Copy out all of the data exactly as it appears.

↓

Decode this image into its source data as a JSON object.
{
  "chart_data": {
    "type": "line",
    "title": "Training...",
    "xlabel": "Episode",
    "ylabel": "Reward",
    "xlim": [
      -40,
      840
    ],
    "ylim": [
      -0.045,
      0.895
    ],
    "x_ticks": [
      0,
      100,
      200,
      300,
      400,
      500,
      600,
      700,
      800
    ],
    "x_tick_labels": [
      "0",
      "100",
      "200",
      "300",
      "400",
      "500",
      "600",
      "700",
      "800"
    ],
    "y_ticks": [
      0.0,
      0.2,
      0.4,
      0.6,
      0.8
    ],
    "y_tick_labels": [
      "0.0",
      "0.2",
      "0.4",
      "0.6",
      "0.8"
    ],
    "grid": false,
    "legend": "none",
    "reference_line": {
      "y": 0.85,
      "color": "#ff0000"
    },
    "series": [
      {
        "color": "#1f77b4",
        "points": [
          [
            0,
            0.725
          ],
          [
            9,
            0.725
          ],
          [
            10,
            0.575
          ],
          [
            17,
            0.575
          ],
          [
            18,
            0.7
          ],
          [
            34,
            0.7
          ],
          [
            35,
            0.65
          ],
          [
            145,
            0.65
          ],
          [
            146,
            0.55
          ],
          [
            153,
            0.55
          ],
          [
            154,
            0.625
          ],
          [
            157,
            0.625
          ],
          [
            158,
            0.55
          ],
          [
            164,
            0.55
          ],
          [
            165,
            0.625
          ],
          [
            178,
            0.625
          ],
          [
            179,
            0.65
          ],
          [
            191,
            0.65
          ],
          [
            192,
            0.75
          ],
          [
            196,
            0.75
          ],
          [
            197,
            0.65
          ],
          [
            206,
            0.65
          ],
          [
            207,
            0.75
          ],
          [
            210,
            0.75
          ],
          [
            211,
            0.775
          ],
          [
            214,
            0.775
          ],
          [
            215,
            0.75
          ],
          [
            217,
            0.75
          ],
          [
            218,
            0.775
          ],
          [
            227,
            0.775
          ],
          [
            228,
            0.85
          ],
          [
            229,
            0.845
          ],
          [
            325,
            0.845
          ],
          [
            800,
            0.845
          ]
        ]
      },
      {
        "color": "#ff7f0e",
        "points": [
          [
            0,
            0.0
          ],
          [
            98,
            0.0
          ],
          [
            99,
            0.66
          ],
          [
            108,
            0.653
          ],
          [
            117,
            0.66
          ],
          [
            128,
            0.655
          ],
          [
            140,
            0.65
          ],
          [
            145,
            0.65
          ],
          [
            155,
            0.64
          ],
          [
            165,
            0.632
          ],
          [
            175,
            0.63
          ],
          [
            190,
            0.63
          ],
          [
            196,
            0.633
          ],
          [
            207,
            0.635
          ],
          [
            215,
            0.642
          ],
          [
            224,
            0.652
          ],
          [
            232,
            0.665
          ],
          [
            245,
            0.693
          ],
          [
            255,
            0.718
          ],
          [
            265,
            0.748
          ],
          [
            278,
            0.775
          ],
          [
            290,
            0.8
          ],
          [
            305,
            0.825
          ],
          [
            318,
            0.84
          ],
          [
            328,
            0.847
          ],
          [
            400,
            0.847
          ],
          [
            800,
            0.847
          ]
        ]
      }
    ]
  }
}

↑

Final answer:
Decode this image into its source data as a JSON object.
{
  "chart_data": {
    "type": "line",
    "title": "Training...",
    "xlabel": "Episode",
    "ylabel": "Reward",
    "xlim": [
      -40,
      840
    ],
    "ylim": [
      -0.045,
      0.895
    ],
    "x_ticks": [
      0,
      100,
      200,
      300,
      400,
      500,
      600,
      700,
      800
    ],
    "x_tick_labels": [
      "0",
      "100",
      "200",
      "300",
      "400",
      "500",
      "600",
      "700",
      "800"
    ],
    "y_ticks": [
      0.0,
      0.2,
      0.4,
      0.6,
      0.8
    ],
    "y_tick_labels": [
      "0.0",
      "0.2",
      "0.4",
      "0.6",
      "0.8"
    ],
    "grid": false,
    "legend": "none",
    "reference_line": {
      "y": 0.85,
      "color": "#ff0000"
    },
    "series": [
      {
        "color": "#1f77b4",
        "points": [
          [
            0,
            0.725
          ],
          [
            9,
            0.725
          ],
          [
            10,
            0.575
          ],
          [
            17,
            0.575
          ],
          [
            18,
            0.7
          ],
          [
            34,
            0.7
          ],
          [
            35,
            0.65
          ],
          [
            145,
            0.65
          ],
          [
            146,
            0.55
          ],
          [
            153,
            0.55
          ],
          [
            154,
            0.625
          ],
          [
            157,
            0.625
          ],
          [
            158,
            0.55
          ],
          [
            164,
            0.55
          ],
          [
            165,
            0.625
          ],
          [
            178,
            0.625
          ],
          [
            179,
            0.65
          ],
          [
            191,
            0.65
          ],
          [
            192,
            0.75
          ],
          [
            196,
            0.75
          ],
          [
            197,
            0.65
          ],
          [
            206,
            0.65
          ],
          [
            207,
            0.75
          ],
          [
            210,
            0.75
          ],
          [
            211,
            0.775
          ],
          [
            214,
            0.775
          ],
          [
            215,
            0.75
          ],
          [
            217,
            0.75
          ],
          [
            218,
            0.775
          ],
          [
            227,
            0.775
          ],
          [
            228,
            0.85
          ],
          [
            229,
            0.845
          ],
          [
            325,
            0.845
          ],
          [
            800,
            0.845
          ]
        ]
      },
      {
        "color": "#ff7f0e",
        "points": [
          [
            0,
            0.0
          ],
          [
            98,
            0.0
          ],
          [
            99,
            0.66
          ],
          [
            108,
            0.653
          ],
          [
            117,
            0.66
          ],
          [
            128,
            0.655
          ],
          [
            140,
            0.65
          ],
          [
            145,
            0.65
          ],
          [
            155,
            0.64
          ],
          [
            165,
            0.632
          ],
          [
            175,
            0.63
          ],
          [
            190,
            0.63
          ],
          [
            196,
            0.633
          ],
          [
            207,
            0.635
          ],
          [
            215,
            0.642
          ],
          [
            224,
            0.652
          ],
          [
            232,
            0.665
          ],
          [
            245,
            0.693
          ],
          [
            255,
            0.718
          ],
          [
            265,
            0.748
          ],
          [
            278,
            0.775
          ],
          [
            290,
            0.8
          ],
          [
            305,
            0.825
          ],
          [
            318,
            0.84
          ],
          [
            328,
            0.847
          ],
          [
            400,
            0.847
          ],
          [
            800,
            0.847
          ]
        ]
      }
    ]
  }
}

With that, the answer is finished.